#### Dataset

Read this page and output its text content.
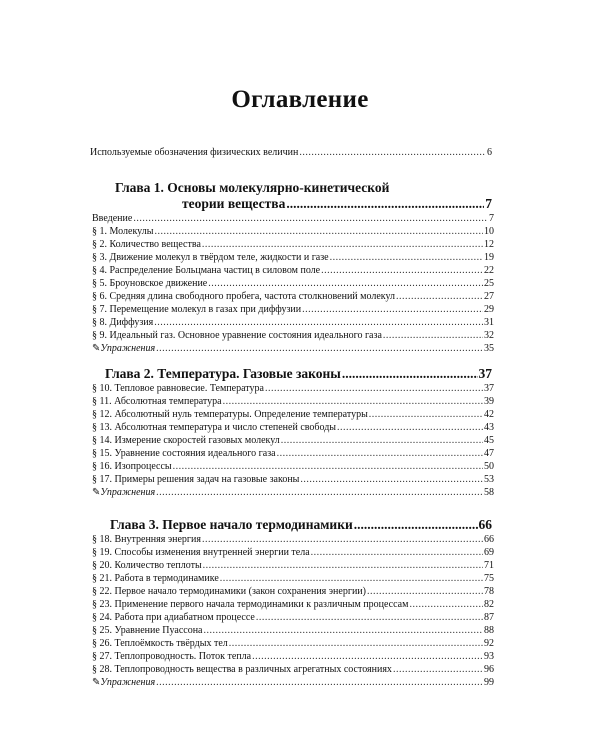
Оглавление
Используемые обозначения физических величин .....	6
Глава 1. Основы молекулярно-кинетической
теории вещества .....	7
Введение .....	7
§ 1. Молекулы .....	10
§ 2. Количество вещества .....	12
§ 3. Движение молекул в твёрдом теле, жидкости и газе .....	19
§ 4. Распределение Больцмана частиц в силовом поле .....	22
§ 5. Броуновское движение .....	25
§ 6. Средняя длина свободного пробега, частота столкновений молекул .....	27
§ 7. Перемещение молекул в газах при диффузии .....	29
§ 8. Диффузия .....	31
§ 9. Идеальный газ. Основное уравнение состояния идеального газа .....	32
✎ Упражнения .....	35
Глава 2. Температура. Газовые законы .....	37
§ 10. Тепловое равновесие. Температура .....	37
§ 11. Абсолютная температура .....	39
§ 12. Абсолютный нуль температуры. Определение температуры .....	42
§ 13. Абсолютная температура и число степеней свободы .....	43
§ 14. Измерение скоростей газовых молекул .....	45
§ 15. Уравнение состояния идеального газа .....	47
§ 16. Изопроцессы .....	50
§ 17. Примеры решения задач на газовые законы .....	53
✎ Упражнения .....	58
Глава 3. Первое начало термодинамики .....	66
§ 18. Внутренняя энергия .....	66
§ 19. Способы изменения внутренней энергии тела .....	69
§ 20. Количество теплоты .....	71
§ 21. Работа в термодинамике .....	75
§ 22. Первое начало термодинамики (закон сохранения энергии) .....	78
§ 23. Применение первого начала термодинамики к различным процессам .....	82
§ 24. Работа при адиабатном процессе .....	87
§ 25. Уравнение Пуассона .....	88
§ 26. Теплоёмкость твёрдых тел .....	92
§ 27. Теплопроводность. Поток тепла .....	93
§ 28. Теплопроводность вещества в различных агрегатных состояниях .....	96
✎ Упражнения .....	99
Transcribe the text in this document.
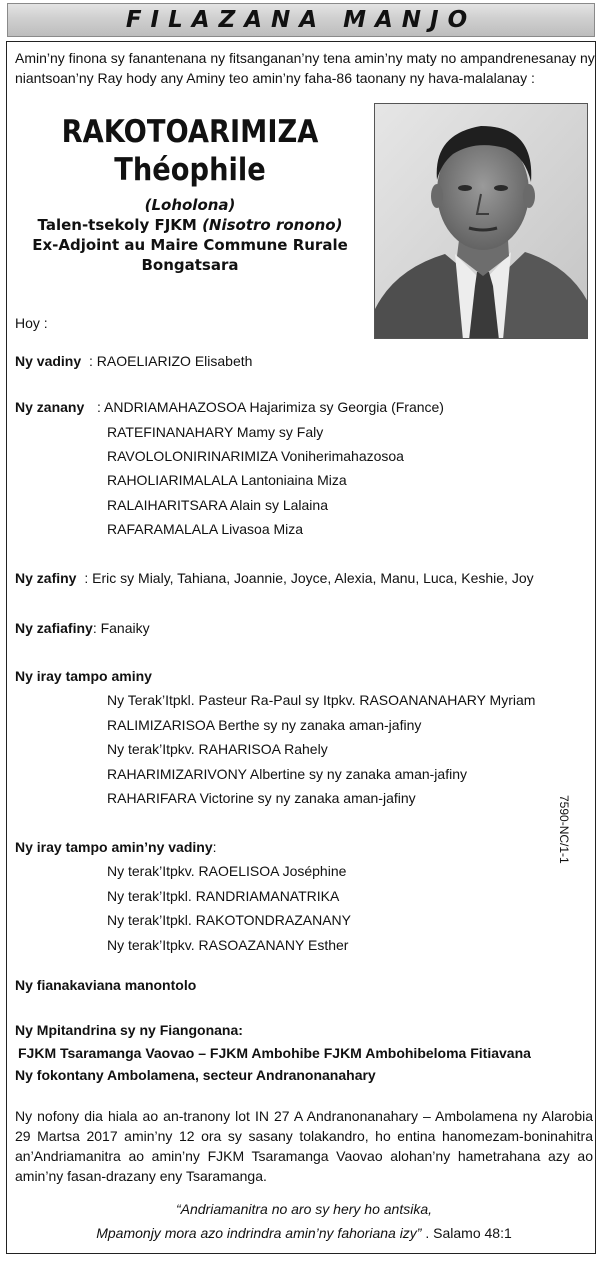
FILAZANA MANJO
Amin’ny finona sy fanantenana ny fitsanganan’ny tena amin’ny maty no ampandrenesanay ny niantsoan’ny Ray hody any Aminy teo amin’ny faha-86 taonany ny hava-malalanay :
RAKOTOARIMIZA
Théophile
(Loholona)
Talen-tsekoly FJKM (Nisotro ronono)
Ex-Adjoint au Maire Commune Rurale
Bongatsara
Hoy :
Ny vadiny : RAOELIARIZO Elisabeth
Ny zanany : ANDRIAMAHAZOSOA Hajarimiza sy Georgia (France)
RATEFINANAHARY Mamy sy Faly
RAVOLOLONIRINARIMIZA Voniherimahazosoa
RAHOLIARIMALALA Lantoniaina Miza
RALAIHARITSARA Alain sy Lalaina
RAFARAMALALA Livasoa Miza
Ny zafiny : Eric sy Mialy, Tahiana, Joannie, Joyce, Alexia, Manu, Luca, Keshie, Joy
Ny zafiafiny: Fanaiky
Ny iray tampo aminy
Ny Terak’Itpkl. Pasteur Ra-Paul sy Itpkv. RASOANANAHARY Myriam
RALIMIZARISOA Berthe sy ny zanaka aman-jafiny
Ny terak’Itpkv. RAHARISOA Rahely
RAHARIMIZARIVONY Albertine sy ny zanaka aman-jafiny
RAHARIFARA Victorine sy ny zanaka aman-jafiny
Ny iray tampo amin’ny vadiny:
Ny terak’Itpkv. RAOELISOA Joséphine
Ny terak’Itpkl. RANDRIAMANATRIKA
Ny terak’Itpkl. RAKOTONDRAZANANY
Ny terak’Itpkv. RASOAZANANY Esther
7590-NC/1-1
Ny fianakaviana manontolo
Ny Mpitandrina sy ny Fiangonana:
FJKM Tsaramanga Vaovao – FJKM Ambohibe FJKM Ambohibeloma Fitiavana
Ny fokontany Ambolamena, secteur Andranonanahary
Ny nofony dia hiala ao an-tranony lot IN 27 A Andranonanahary – Ambolamena ny Alarobia 29 Martsa 2017 amin’ny 12 ora sy sasany tolakandro, ho entina hanomezam-boninahitra an’Andriamanitra ao amin’ny FJKM Tsaramanga Vaovao alohan’ny hametrahana azy ao amin’ny fasan-drazany eny Tsaramanga.
“Andriamanitra no aro sy hery ho antsika,
Mpamonjy mora azo indrindra amin’ny fahoriana izy” . Salamo 48:1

########

▶ [Instructions for the task]
Copy every line of the listing that contains the word "Упражнения".

▶ [Task output]
✎ Упражнения .....	35
✎ Упражнения .....	58
✎ Упражнения .....	99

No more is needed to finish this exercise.